§ Your instructions
Will you print the material below without altering a single character?

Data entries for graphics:
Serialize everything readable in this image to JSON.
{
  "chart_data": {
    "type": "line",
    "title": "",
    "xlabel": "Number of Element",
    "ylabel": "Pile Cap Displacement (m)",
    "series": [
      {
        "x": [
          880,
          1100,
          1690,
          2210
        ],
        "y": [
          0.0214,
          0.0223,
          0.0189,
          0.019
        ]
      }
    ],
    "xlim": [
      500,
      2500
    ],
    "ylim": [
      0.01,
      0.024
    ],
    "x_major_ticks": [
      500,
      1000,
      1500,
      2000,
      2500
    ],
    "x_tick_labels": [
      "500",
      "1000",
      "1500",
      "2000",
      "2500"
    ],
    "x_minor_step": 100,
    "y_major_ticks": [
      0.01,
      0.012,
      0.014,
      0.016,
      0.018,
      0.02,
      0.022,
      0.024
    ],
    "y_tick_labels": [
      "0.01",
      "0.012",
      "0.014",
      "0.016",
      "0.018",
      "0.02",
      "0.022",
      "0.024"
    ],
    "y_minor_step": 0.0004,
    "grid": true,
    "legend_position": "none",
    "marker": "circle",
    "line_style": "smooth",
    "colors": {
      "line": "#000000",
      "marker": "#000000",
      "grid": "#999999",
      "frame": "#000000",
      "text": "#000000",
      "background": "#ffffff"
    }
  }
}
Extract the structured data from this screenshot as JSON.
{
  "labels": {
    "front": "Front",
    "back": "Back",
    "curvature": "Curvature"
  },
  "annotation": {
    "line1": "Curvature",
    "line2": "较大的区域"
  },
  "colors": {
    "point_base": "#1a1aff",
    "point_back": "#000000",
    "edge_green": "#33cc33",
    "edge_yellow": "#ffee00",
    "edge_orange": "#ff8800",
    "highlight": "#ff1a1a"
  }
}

§ Final result
Serialize everything readable in this image to JSON.
{
  "chart_data": {
    "type": "line",
    "title": "",
    "xlabel": "Number of Element",
    "ylabel": "Pile Cap Displacement (m)",
    "series": [
      {
        "x": [
          880,
          1100,
          1690,
          2210
        ],
        "y": [
          0.0214,
          0.0223,
          0.0189,
          0.019
        ]
      }
    ],
    "xlim": [
      500,
      2500
    ],
    "ylim": [
      0.01,
      0.024
    ],
    "x_major_ticks": [
      500,
      1000,
      1500,
      2000,
      2500
    ],
    "x_tick_labels": [
      "500",
      "1000",
      "1500",
      "2000",
      "2500"
    ],
    "x_minor_step": 100,
    "y_major_ticks": [
      0.01,
      0.012,
      0.014,
      0.016,
      0.018,
      0.02,
      0.022,
      0.024
    ],
    "y_tick_labels": [
      "0.01",
      "0.012",
      "0.014",
      "0.016",
      "0.018",
      "0.02",
      "0.022",
      "0.024"
    ],
    "y_minor_step": 0.0004,
    "grid": true,
    "legend_position": "none",
    "marker": "circle",
    "line_style": "smooth",
    "colors": {
      "line": "#000000",
      "marker": "#000000",
      "grid": "#999999",
      "frame": "#000000",
      "text": "#000000",
      "background": "#ffffff"
    }
  }
}
Extract the structured data from this screenshot as JSON.
{
  "labels": {
    "front": "Front",
    "back": "Back",
    "curvature": "Curvature"
  },
  "annotation": {
    "line1": "Curvature",
    "line2": "较大的区域"
  },
  "colors": {
    "point_base": "#1a1aff",
    "point_back": "#000000",
    "edge_green": "#33cc33",
    "edge_yellow": "#ffee00",
    "edge_orange": "#ff8800",
    "highlight": "#ff1a1a"
  }
}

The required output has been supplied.